WHAT THE EXERCISE ASKS
Below is a listing; reproduce each line of it exactly.

SUPPLIED DATA
▬▬▬▬▬▬
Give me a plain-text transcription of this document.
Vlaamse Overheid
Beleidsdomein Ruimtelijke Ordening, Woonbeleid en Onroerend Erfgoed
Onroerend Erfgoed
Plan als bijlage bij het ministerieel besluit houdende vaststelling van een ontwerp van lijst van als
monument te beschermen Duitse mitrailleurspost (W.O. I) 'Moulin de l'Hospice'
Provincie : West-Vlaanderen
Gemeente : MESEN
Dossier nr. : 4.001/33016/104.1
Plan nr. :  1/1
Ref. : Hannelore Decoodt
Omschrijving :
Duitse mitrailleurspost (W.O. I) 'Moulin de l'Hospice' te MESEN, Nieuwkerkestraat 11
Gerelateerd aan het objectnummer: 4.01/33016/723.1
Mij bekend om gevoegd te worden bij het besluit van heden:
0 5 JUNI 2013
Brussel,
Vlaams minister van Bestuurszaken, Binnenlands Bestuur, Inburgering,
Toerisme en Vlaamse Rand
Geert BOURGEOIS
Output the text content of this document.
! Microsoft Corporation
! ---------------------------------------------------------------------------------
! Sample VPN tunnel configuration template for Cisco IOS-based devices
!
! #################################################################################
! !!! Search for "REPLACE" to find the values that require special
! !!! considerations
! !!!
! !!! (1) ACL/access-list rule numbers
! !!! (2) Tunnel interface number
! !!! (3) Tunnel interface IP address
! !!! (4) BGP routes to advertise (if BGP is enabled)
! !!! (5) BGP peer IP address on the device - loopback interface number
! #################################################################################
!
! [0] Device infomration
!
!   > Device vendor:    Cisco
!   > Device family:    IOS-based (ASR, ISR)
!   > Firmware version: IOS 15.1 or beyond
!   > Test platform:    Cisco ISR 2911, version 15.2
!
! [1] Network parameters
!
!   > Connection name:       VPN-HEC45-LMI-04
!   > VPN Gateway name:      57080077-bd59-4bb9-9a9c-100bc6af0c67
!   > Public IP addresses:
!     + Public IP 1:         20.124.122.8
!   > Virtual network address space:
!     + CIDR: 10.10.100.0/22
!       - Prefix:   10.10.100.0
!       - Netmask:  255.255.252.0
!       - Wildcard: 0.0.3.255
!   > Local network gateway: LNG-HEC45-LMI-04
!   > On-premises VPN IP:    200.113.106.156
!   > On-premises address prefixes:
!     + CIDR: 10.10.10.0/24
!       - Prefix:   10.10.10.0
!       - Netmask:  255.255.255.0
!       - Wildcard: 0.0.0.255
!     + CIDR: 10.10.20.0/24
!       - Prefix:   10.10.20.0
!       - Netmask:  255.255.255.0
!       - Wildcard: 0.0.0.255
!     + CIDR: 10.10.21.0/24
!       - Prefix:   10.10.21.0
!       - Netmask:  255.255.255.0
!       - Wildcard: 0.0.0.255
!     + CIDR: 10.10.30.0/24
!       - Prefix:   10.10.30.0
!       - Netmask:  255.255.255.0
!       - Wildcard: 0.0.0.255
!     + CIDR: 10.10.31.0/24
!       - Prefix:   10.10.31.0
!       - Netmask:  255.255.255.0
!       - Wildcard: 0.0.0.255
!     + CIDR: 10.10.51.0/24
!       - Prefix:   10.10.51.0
▬▬▬▬▬▬
RESULT
Give me a plain-text transcription of this document.
Vlaamse Overheid
Beleidsdomein Ruimtelijke Ordening, Woonbeleid en Onroerend Erfgoed
Onroerend Erfgoed
Plan als bijlage bij het ministerieel besluit houdende vaststelling van een ontwerp van lijst van als
monument te beschermen Duitse mitrailleurspost (W.O. I) 'Moulin de l'Hospice'
Provincie : West-Vlaanderen
Gemeente : MESEN
Dossier nr. : 4.001/33016/104.1
Plan nr. :  1/1
Ref. : Hannelore Decoodt
Omschrijving :
Duitse mitrailleurspost (W.O. I) 'Moulin de l'Hospice' te MESEN, Nieuwkerkestraat 11
Gerelateerd aan het objectnummer: 4.01/33016/723.1
Mij bekend om gevoegd te worden bij het besluit van heden:
0 5 JUNI 2013
Brussel,
Vlaams minister van Bestuurszaken, Binnenlands Bestuur, Inburgering,
Toerisme en Vlaamse Rand
Geert BOURGEOIS
Output the text content of this document.
! Microsoft Corporation
! ---------------------------------------------------------------------------------
! Sample VPN tunnel configuration template for Cisco IOS-based devices
!
! #################################################################################
! !!! Search for "REPLACE" to find the values that require special
! !!! considerations
! !!!
! !!! (1) ACL/access-list rule numbers
! !!! (2) Tunnel interface number
! !!! (3) Tunnel interface IP address
! !!! (4) BGP routes to advertise (if BGP is enabled)
! !!! (5) BGP peer IP address on the device - loopback interface number
! #################################################################################
!
! [0] Device infomration
!
!   > Device vendor:    Cisco
!   > Device family:    IOS-based (ASR, ISR)
!   > Firmware version: IOS 15.1 or beyond
!   > Test platform:    Cisco ISR 2911, version 15.2
!
! [1] Network parameters
!
!   > Connection name:       VPN-HEC45-LMI-04
!   > VPN Gateway name:      57080077-bd59-4bb9-9a9c-100bc6af0c67
!   > Public IP addresses:
!     + Public IP 1:         20.124.122.8
!   > Virtual network address space:
!     + CIDR: 10.10.100.0/22
!       - Prefix:   10.10.100.0
!       - Netmask:  255.255.252.0
!       - Wildcard: 0.0.3.255
!   > Local network gateway: LNG-HEC45-LMI-04
!   > On-premises VPN IP:    200.113.106.156
!   > On-premises address prefixes:
!     + CIDR: 10.10.10.0/24
!       - Prefix:   10.10.10.0
!       - Netmask:  255.255.255.0
!       - Wildcard: 0.0.0.255
!     + CIDR: 10.10.20.0/24
!       - Prefix:   10.10.20.0
!       - Netmask:  255.255.255.0
!       - Wildcard: 0.0.0.255
!     + CIDR: 10.10.21.0/24
!       - Prefix:   10.10.21.0
!       - Netmask:  255.255.255.0
!       - Wildcard: 0.0.0.255
!     + CIDR: 10.10.30.0/24
!       - Prefix:   10.10.30.0
!       - Netmask:  255.255.255.0
!       - Wildcard: 0.0.0.255
!     + CIDR: 10.10.31.0/24
!       - Prefix:   10.10.31.0
!       - Netmask:  255.255.255.0
!       - Wildcard: 0.0.0.255
!     + CIDR: 10.10.51.0/24
!       - Prefix:   10.10.51.0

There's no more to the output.